Show every line in the records below that contains the word "than".

● **Supplied material**:
- - - -

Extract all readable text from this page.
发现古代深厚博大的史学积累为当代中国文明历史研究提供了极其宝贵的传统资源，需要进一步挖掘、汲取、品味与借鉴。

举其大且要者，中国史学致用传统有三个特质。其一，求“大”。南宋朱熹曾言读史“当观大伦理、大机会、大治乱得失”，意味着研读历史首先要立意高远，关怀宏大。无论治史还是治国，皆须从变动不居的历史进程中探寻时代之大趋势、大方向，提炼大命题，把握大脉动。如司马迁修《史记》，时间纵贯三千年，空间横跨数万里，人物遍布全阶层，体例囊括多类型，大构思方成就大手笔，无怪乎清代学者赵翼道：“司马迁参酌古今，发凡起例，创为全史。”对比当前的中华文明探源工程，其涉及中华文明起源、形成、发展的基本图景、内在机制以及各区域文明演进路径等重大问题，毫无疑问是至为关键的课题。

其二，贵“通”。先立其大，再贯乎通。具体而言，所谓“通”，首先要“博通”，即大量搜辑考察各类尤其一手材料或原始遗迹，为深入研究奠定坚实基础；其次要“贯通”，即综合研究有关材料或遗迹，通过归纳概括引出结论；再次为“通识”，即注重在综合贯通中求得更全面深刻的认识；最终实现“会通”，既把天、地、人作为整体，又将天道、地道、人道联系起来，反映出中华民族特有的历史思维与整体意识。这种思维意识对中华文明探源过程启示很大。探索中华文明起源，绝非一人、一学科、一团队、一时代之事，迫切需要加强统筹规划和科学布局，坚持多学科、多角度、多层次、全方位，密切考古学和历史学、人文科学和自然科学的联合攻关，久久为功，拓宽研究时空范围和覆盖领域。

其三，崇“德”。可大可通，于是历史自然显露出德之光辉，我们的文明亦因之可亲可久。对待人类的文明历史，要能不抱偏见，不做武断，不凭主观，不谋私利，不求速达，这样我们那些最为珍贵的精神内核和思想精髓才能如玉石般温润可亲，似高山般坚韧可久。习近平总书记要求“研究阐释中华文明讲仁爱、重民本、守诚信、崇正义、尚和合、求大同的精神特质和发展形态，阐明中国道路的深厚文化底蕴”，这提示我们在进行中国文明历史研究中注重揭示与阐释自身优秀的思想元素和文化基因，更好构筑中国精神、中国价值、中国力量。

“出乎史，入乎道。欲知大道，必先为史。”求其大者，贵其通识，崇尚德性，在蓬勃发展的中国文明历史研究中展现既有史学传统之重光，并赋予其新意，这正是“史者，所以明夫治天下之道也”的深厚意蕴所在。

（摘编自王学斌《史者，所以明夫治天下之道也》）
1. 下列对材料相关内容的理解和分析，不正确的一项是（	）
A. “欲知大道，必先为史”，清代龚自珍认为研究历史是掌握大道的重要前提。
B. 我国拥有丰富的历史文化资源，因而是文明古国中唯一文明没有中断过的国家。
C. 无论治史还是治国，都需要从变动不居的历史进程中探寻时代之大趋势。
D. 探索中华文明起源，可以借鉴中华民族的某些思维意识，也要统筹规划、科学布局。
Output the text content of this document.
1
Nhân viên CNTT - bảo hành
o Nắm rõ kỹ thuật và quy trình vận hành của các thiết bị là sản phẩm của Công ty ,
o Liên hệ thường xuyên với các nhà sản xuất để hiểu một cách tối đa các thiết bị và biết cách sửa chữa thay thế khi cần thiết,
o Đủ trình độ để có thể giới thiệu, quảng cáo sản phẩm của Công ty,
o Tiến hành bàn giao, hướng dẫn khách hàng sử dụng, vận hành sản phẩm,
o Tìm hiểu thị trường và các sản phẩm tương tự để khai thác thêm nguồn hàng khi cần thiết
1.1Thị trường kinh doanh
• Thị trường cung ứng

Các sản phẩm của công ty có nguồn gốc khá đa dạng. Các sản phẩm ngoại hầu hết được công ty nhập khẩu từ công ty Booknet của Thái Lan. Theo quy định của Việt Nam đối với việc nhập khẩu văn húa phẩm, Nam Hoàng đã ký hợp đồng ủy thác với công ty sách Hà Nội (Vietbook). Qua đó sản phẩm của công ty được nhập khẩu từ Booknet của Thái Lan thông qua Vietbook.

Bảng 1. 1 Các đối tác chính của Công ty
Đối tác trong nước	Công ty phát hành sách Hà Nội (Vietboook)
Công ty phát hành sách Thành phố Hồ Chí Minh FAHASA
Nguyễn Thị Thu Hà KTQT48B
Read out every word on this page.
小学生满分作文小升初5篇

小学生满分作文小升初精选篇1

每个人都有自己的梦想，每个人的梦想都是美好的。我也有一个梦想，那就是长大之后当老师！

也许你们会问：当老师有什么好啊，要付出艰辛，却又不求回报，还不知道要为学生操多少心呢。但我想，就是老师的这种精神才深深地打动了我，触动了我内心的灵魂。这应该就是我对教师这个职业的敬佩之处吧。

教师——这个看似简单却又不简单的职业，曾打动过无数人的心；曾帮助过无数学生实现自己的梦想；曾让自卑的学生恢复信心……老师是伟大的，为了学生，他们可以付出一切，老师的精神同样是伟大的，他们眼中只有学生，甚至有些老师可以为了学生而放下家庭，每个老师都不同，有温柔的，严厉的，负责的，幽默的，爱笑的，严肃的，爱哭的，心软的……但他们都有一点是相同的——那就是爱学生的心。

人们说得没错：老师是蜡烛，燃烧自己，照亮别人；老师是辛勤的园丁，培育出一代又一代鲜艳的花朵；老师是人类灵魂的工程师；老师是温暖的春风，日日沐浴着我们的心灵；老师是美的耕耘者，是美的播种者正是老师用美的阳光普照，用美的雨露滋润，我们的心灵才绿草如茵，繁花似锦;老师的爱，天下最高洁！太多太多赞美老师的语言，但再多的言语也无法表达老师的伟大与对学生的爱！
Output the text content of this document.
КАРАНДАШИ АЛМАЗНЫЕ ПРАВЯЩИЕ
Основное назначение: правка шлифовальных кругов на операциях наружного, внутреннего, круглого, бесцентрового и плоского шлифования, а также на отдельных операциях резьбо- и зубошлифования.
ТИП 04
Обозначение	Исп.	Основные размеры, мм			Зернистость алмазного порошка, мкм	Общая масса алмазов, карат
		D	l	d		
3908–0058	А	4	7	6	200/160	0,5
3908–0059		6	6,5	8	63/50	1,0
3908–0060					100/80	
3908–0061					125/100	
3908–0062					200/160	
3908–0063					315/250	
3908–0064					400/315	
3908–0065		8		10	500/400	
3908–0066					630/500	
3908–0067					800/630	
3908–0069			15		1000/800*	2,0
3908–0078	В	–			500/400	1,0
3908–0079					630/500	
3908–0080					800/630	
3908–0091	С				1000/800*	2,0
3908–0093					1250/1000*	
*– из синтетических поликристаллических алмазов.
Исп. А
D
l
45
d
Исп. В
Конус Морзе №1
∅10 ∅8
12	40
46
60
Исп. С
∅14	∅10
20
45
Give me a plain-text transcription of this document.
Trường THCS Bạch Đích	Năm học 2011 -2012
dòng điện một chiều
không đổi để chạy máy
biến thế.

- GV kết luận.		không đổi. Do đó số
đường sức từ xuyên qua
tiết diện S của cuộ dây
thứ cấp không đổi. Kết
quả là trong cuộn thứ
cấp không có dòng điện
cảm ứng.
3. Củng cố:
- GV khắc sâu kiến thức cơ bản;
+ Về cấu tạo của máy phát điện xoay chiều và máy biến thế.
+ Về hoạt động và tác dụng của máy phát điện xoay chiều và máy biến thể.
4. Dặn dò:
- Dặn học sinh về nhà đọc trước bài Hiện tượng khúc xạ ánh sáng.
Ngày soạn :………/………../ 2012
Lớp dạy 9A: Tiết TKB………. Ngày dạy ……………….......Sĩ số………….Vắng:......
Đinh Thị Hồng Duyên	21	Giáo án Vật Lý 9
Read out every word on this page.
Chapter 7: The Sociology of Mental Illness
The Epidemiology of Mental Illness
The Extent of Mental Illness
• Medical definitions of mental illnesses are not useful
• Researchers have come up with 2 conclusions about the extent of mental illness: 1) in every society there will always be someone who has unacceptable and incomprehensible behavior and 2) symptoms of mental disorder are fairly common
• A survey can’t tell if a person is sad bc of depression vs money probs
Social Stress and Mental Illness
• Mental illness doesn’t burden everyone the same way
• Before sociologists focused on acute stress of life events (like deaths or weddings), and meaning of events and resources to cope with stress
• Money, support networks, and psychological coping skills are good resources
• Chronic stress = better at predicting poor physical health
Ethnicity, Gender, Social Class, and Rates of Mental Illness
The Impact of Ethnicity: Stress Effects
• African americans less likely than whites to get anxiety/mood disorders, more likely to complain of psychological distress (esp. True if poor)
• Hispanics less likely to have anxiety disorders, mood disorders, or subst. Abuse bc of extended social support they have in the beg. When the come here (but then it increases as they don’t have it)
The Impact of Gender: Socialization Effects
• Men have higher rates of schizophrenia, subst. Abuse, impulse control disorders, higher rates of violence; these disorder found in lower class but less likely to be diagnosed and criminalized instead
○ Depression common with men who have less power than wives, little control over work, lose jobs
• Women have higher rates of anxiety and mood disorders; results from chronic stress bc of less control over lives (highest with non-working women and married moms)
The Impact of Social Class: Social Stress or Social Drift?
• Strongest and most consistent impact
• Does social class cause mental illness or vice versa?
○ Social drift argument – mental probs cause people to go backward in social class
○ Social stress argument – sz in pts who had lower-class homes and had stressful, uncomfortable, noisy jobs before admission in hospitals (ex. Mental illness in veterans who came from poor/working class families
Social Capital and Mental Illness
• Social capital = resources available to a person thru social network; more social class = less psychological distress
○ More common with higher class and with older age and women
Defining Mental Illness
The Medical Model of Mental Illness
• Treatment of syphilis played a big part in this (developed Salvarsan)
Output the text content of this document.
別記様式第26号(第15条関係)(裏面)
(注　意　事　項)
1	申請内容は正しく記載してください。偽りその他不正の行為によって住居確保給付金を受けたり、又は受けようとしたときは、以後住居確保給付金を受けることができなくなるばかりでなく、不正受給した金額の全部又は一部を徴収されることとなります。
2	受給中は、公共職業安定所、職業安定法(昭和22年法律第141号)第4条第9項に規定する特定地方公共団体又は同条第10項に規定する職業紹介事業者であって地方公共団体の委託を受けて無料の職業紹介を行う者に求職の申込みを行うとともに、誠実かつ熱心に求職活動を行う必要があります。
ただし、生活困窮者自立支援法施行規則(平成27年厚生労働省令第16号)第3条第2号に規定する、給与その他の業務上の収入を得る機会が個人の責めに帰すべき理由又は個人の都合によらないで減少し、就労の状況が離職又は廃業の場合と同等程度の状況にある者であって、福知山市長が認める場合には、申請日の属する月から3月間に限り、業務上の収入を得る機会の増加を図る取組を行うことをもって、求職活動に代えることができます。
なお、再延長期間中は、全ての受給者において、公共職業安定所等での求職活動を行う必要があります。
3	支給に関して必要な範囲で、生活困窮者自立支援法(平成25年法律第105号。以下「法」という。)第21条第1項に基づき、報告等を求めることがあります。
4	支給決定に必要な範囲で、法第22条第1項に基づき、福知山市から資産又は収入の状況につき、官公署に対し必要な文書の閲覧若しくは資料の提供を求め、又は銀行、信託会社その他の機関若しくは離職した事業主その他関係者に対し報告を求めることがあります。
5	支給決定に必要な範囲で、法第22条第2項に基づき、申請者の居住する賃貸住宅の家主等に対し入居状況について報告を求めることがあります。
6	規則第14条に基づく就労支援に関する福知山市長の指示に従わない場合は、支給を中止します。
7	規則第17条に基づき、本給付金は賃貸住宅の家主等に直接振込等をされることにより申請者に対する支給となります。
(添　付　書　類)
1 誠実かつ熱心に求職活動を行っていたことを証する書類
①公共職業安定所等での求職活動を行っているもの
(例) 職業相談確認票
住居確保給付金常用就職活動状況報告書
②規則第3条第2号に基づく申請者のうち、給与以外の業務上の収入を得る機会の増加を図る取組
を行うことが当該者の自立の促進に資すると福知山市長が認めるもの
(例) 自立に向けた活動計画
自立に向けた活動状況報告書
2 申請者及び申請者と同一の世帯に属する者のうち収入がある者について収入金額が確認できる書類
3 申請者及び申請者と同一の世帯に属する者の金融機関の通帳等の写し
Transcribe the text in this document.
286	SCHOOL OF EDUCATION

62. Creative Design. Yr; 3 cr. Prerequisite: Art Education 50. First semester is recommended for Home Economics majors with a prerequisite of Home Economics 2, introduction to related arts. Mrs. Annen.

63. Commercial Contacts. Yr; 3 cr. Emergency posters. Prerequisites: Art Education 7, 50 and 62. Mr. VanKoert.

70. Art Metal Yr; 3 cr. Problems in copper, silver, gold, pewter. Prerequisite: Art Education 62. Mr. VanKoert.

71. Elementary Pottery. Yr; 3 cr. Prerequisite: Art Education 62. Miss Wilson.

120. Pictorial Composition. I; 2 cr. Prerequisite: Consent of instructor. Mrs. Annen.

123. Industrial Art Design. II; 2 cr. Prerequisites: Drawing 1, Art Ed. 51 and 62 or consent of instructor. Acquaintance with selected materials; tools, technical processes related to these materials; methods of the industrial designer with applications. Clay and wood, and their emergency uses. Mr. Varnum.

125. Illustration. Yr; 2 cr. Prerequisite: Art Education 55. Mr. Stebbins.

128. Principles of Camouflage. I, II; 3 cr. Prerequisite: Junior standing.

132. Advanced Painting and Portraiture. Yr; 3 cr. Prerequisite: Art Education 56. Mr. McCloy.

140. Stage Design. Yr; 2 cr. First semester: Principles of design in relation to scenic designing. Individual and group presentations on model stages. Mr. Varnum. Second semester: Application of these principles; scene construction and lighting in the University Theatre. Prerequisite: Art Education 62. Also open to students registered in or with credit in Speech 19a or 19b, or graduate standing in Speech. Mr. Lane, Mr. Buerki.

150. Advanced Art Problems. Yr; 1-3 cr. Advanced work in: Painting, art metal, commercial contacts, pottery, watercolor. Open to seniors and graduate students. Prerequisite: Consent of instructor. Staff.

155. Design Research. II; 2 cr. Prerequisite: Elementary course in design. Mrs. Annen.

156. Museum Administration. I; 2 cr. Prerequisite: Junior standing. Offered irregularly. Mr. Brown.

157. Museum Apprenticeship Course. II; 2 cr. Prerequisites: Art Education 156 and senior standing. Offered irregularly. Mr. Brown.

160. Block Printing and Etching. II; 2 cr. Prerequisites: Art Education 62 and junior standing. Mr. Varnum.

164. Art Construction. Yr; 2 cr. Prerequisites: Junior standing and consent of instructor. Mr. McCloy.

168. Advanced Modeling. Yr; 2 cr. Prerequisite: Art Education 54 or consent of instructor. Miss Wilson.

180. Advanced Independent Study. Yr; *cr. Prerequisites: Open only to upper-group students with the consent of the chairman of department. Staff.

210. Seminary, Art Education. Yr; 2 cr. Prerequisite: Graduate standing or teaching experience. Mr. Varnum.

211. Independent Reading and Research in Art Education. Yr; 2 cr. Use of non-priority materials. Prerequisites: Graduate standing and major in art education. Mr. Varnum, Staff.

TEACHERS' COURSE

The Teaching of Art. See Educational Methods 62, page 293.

- - - -

● **Exercise response**:
• African americans less likely than whites to get anxiety/mood disorders, more likely to complain of psychological distress (esp. True if poor)
○ Depression common with men who have less power than wives, little control over work, lose jobs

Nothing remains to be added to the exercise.